Are you able to quote each entry exactly as written?

Extracted data entries
══════════════════════════════

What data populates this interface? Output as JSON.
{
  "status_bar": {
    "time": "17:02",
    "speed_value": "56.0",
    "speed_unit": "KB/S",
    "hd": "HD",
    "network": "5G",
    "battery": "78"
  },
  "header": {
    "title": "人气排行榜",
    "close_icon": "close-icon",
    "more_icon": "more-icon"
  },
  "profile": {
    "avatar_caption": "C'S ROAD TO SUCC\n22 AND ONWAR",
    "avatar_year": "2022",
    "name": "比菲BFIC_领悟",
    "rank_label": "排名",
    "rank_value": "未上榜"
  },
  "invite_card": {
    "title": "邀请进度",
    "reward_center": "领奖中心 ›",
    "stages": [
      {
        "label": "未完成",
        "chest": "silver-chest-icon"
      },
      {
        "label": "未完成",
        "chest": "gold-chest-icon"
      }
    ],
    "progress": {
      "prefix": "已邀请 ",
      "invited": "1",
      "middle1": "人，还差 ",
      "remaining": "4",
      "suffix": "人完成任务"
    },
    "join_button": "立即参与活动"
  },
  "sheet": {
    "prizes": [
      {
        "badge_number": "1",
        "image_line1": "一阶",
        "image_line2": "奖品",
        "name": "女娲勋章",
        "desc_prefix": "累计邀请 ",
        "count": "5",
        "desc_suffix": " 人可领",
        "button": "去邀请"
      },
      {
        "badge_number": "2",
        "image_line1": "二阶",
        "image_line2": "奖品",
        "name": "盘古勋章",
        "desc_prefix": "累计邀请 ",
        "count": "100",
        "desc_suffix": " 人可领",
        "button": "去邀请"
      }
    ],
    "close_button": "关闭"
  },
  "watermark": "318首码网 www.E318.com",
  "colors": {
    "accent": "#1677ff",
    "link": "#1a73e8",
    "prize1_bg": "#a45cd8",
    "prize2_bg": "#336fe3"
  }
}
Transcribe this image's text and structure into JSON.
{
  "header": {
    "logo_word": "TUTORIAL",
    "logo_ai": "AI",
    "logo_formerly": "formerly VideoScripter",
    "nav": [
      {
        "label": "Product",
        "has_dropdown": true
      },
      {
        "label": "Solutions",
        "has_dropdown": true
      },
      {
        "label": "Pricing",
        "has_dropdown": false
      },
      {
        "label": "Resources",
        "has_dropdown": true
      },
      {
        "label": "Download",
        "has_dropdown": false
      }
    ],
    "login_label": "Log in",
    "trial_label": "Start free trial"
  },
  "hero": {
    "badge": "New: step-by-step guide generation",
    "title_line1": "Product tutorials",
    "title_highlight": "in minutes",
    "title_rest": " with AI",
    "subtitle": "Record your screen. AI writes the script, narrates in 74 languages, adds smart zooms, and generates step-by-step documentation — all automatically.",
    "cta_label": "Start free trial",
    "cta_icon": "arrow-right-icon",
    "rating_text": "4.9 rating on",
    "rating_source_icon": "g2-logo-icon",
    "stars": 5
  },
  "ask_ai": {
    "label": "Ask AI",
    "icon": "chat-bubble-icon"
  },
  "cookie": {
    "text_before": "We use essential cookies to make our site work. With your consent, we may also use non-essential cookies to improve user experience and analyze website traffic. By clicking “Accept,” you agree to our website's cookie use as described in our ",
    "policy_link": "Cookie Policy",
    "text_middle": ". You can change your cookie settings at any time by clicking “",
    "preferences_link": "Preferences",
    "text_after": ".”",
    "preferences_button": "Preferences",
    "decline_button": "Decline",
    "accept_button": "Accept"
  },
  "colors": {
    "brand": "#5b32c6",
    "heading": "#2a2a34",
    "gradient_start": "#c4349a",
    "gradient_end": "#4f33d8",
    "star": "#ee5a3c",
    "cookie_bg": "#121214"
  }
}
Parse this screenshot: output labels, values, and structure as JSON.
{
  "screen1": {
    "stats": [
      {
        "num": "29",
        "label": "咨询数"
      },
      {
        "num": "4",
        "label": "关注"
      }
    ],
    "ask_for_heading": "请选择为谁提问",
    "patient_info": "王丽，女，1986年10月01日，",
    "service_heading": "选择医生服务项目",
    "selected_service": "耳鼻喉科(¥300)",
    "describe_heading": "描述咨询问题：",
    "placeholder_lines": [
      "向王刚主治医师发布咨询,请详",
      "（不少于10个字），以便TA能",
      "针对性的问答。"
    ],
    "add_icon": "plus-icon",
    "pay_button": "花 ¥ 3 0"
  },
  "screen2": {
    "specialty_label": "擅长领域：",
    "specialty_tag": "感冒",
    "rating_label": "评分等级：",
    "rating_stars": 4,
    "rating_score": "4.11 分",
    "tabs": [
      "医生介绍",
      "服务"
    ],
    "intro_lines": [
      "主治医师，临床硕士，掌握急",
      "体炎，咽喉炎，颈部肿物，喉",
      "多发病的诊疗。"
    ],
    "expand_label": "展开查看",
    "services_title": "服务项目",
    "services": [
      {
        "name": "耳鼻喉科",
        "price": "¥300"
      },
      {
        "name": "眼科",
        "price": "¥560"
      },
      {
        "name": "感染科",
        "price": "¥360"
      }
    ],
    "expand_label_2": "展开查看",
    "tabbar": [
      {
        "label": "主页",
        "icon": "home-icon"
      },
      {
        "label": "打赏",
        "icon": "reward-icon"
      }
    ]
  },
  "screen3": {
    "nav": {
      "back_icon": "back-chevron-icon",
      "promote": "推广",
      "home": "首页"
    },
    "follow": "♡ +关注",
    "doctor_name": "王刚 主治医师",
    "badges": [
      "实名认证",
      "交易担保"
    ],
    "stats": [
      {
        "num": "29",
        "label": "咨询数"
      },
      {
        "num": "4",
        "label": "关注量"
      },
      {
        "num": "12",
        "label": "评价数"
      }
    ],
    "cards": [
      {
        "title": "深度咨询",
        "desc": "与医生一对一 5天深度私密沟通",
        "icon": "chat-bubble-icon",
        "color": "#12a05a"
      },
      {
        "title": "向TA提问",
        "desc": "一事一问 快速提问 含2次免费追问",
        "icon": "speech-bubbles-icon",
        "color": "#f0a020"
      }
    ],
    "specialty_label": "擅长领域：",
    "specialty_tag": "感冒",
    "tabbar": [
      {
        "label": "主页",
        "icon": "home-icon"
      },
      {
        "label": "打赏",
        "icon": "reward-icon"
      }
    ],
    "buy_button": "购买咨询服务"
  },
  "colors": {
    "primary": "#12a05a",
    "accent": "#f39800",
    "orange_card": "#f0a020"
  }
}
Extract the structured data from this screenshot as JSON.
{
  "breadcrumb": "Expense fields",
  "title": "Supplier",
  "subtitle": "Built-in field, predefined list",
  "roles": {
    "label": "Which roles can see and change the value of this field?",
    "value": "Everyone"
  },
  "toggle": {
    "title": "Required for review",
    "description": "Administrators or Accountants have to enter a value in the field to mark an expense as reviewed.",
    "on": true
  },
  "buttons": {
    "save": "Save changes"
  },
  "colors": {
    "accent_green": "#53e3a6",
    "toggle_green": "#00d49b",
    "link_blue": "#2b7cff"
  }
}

══════════════════════════════

SOLUTION FOR THIS TASK:
What data populates this interface? Output as JSON.
{
  "status_bar": {
    "time": "17:02",
    "speed_value": "56.0",
    "speed_unit": "KB/S",
    "hd": "HD",
    "network": "5G",
    "battery": "78"
  },
  "header": {
    "title": "人气排行榜",
    "close_icon": "close-icon",
    "more_icon": "more-icon"
  },
  "profile": {
    "avatar_caption": "C'S ROAD TO SUCC\n22 AND ONWAR",
    "avatar_year": "2022",
    "name": "比菲BFIC_领悟",
    "rank_label": "排名",
    "rank_value": "未上榜"
  },
  "invite_card": {
    "title": "邀请进度",
    "reward_center": "领奖中心 ›",
    "stages": [
      {
        "label": "未完成",
        "chest": "silver-chest-icon"
      },
      {
        "label": "未完成",
        "chest": "gold-chest-icon"
      }
    ],
    "progress": {
      "prefix": "已邀请 ",
      "invited": "1",
      "middle1": "人，还差 ",
      "remaining": "4",
      "suffix": "人完成任务"
    },
    "join_button": "立即参与活动"
  },
  "sheet": {
    "prizes": [
      {
        "badge_number": "1",
        "image_line1": "一阶",
        "image_line2": "奖品",
        "name": "女娲勋章",
        "desc_prefix": "累计邀请 ",
        "count": "5",
        "desc_suffix": " 人可领",
        "button": "去邀请"
      },
      {
        "badge_number": "2",
        "image_line1": "二阶",
        "image_line2": "奖品",
        "name": "盘古勋章",
        "desc_prefix": "累计邀请 ",
        "count": "100",
        "desc_suffix": " 人可领",
        "button": "去邀请"
      }
    ],
    "close_button": "关闭"
  },
  "watermark": "318首码网 www.E318.com",
  "colors": {
    "accent": "#1677ff",
    "link": "#1a73e8",
    "prize1_bg": "#a45cd8",
    "prize2_bg": "#336fe3"
  }
}
Transcribe this image's text and structure into JSON.
{
  "header": {
    "logo_word": "TUTORIAL",
    "logo_ai": "AI",
    "logo_formerly": "formerly VideoScripter",
    "nav": [
      {
        "label": "Product",
        "has_dropdown": true
      },
      {
        "label": "Solutions",
        "has_dropdown": true
      },
      {
        "label": "Pricing",
        "has_dropdown": false
      },
      {
        "label": "Resources",
        "has_dropdown": true
      },
      {
        "label": "Download",
        "has_dropdown": false
      }
    ],
    "login_label": "Log in",
    "trial_label": "Start free trial"
  },
  "hero": {
    "badge": "New: step-by-step guide generation",
    "title_line1": "Product tutorials",
    "title_highlight": "in minutes",
    "title_rest": " with AI",
    "subtitle": "Record your screen. AI writes the script, narrates in 74 languages, adds smart zooms, and generates step-by-step documentation — all automatically.",
    "cta_label": "Start free trial",
    "cta_icon": "arrow-right-icon",
    "rating_text": "4.9 rating on",
    "rating_source_icon": "g2-logo-icon",
    "stars": 5
  },
  "ask_ai": {
    "label": "Ask AI",
    "icon": "chat-bubble-icon"
  },
  "cookie": {
    "text_before": "We use essential cookies to make our site work. With your consent, we may also use non-essential cookies to improve user experience and analyze website traffic. By clicking “Accept,” you agree to our website's cookie use as described in our ",
    "policy_link": "Cookie Policy",
    "text_middle": ". You can change your cookie settings at any time by clicking “",
    "preferences_link": "Preferences",
    "text_after": ".”",
    "preferences_button": "Preferences",
    "decline_button": "Decline",
    "accept_button": "Accept"
  },
  "colors": {
    "brand": "#5b32c6",
    "heading": "#2a2a34",
    "gradient_start": "#c4349a",
    "gradient_end": "#4f33d8",
    "star": "#ee5a3c",
    "cookie_bg": "#121214"
  }
}
Parse this screenshot: output labels, values, and structure as JSON.
{
  "screen1": {
    "stats": [
      {
        "num": "29",
        "label": "咨询数"
      },
      {
        "num": "4",
        "label": "关注"
      }
    ],
    "ask_for_heading": "请选择为谁提问",
    "patient_info": "王丽，女，1986年10月01日，",
    "service_heading": "选择医生服务项目",
    "selected_service": "耳鼻喉科(¥300)",
    "describe_heading": "描述咨询问题：",
    "placeholder_lines": [
      "向王刚主治医师发布咨询,请详",
      "（不少于10个字），以便TA能",
      "针对性的问答。"
    ],
    "add_icon": "plus-icon",
    "pay_button": "花 ¥ 3 0"
  },
  "screen2": {
    "specialty_label": "擅长领域：",
    "specialty_tag": "感冒",
    "rating_label": "评分等级：",
    "rating_stars": 4,
    "rating_score": "4.11 分",
    "tabs": [
      "医生介绍",
      "服务"
    ],
    "intro_lines": [
      "主治医师，临床硕士，掌握急",
      "体炎，咽喉炎，颈部肿物，喉",
      "多发病的诊疗。"
    ],
    "expand_label": "展开查看",
    "services_title": "服务项目",
    "services": [
      {
        "name": "耳鼻喉科",
        "price": "¥300"
      },
      {
        "name": "眼科",
        "price": "¥560"
      },
      {
        "name": "感染科",
        "price": "¥360"
      }
    ],
    "expand_label_2": "展开查看",
    "tabbar": [
      {
        "label": "主页",
        "icon": "home-icon"
      },
      {
        "label": "打赏",
        "icon": "reward-icon"
      }
    ]
  },
  "screen3": {
    "nav": {
      "back_icon": "back-chevron-icon",
      "promote": "推广",
      "home": "首页"
    },
    "follow": "♡ +关注",
    "doctor_name": "王刚 主治医师",
    "badges": [
      "实名认证",
      "交易担保"
    ],
    "stats": [
      {
        "num": "29",
        "label": "咨询数"
      },
      {
        "num": "4",
        "label": "关注量"
      },
      {
        "num": "12",
        "label": "评价数"
      }
    ],
    "cards": [
      {
        "title": "深度咨询",
        "desc": "与医生一对一 5天深度私密沟通",
        "icon": "chat-bubble-icon",
        "color": "#12a05a"
      },
      {
        "title": "向TA提问",
        "desc": "一事一问 快速提问 含2次免费追问",
        "icon": "speech-bubbles-icon",
        "color": "#f0a020"
      }
    ],
    "specialty_label": "擅长领域：",
    "specialty_tag": "感冒",
    "tabbar": [
      {
        "label": "主页",
        "icon": "home-icon"
      },
      {
        "label": "打赏",
        "icon": "reward-icon"
      }
    ],
    "buy_button": "购买咨询服务"
  },
  "colors": {
    "primary": "#12a05a",
    "accent": "#f39800",
    "orange_card": "#f0a020"
  }
}
Extract the structured data from this screenshot as JSON.
{
  "breadcrumb": "Expense fields",
  "title": "Supplier",
  "subtitle": "Built-in field, predefined list",
  "roles": {
    "label": "Which roles can see and change the value of this field?",
    "value": "Everyone"
  },
  "toggle": {
    "title": "Required for review",
    "description": "Administrators or Accountants have to enter a value in the field to mark an expense as reviewed.",
    "on": true
  },
  "buttons": {
    "save": "Save changes"
  },
  "colors": {
    "accent_green": "#53e3a6",
    "toggle_green": "#00d49b",
    "link_blue": "#2b7cff"
  }
}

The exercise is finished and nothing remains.